- **Provided entries**
•••••

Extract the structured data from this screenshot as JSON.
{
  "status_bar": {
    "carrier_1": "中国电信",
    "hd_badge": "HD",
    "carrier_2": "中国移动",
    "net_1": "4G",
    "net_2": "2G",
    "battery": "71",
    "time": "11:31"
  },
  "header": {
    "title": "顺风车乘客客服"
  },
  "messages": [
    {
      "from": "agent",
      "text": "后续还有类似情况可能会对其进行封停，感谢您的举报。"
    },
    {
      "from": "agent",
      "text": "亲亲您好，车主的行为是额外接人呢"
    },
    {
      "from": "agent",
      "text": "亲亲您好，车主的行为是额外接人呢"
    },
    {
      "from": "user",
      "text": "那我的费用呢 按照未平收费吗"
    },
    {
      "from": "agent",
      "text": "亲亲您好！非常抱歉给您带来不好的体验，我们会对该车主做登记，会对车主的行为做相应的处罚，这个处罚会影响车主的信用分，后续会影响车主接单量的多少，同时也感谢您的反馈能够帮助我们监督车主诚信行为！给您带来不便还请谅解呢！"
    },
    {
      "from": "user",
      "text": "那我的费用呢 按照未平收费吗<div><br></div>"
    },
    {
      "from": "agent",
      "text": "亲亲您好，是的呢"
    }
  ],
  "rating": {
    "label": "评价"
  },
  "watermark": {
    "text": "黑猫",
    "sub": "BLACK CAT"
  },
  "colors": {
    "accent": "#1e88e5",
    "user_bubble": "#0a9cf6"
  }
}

•••••

- **Written task**
All of the entries above must be quoted exactly.

- **Answer to this task**
Extract the structured data from this screenshot as JSON.
{
  "status_bar": {
    "carrier_1": "中国电信",
    "hd_badge": "HD",
    "carrier_2": "中国移动",
    "net_1": "4G",
    "net_2": "2G",
    "battery": "71",
    "time": "11:31"
  },
  "header": {
    "title": "顺风车乘客客服"
  },
  "messages": [
    {
      "from": "agent",
      "text": "后续还有类似情况可能会对其进行封停，感谢您的举报。"
    },
    {
      "from": "agent",
      "text": "亲亲您好，车主的行为是额外接人呢"
    },
    {
      "from": "agent",
      "text": "亲亲您好，车主的行为是额外接人呢"
    },
    {
      "from": "user",
      "text": "那我的费用呢 按照未平收费吗"
    },
    {
      "from": "agent",
      "text": "亲亲您好！非常抱歉给您带来不好的体验，我们会对该车主做登记，会对车主的行为做相应的处罚，这个处罚会影响车主的信用分，后续会影响车主接单量的多少，同时也感谢您的反馈能够帮助我们监督车主诚信行为！给您带来不便还请谅解呢！"
    },
    {
      "from": "user",
      "text": "那我的费用呢 按照未平收费吗<div><br></div>"
    },
    {
      "from": "agent",
      "text": "亲亲您好，是的呢"
    }
  ],
  "rating": {
    "label": "评价"
  },
  "watermark": {
    "text": "黑猫",
    "sub": "BLACK CAT"
  },
  "colors": {
    "accent": "#1e88e5",
    "user_bubble": "#0a9cf6"
  }
}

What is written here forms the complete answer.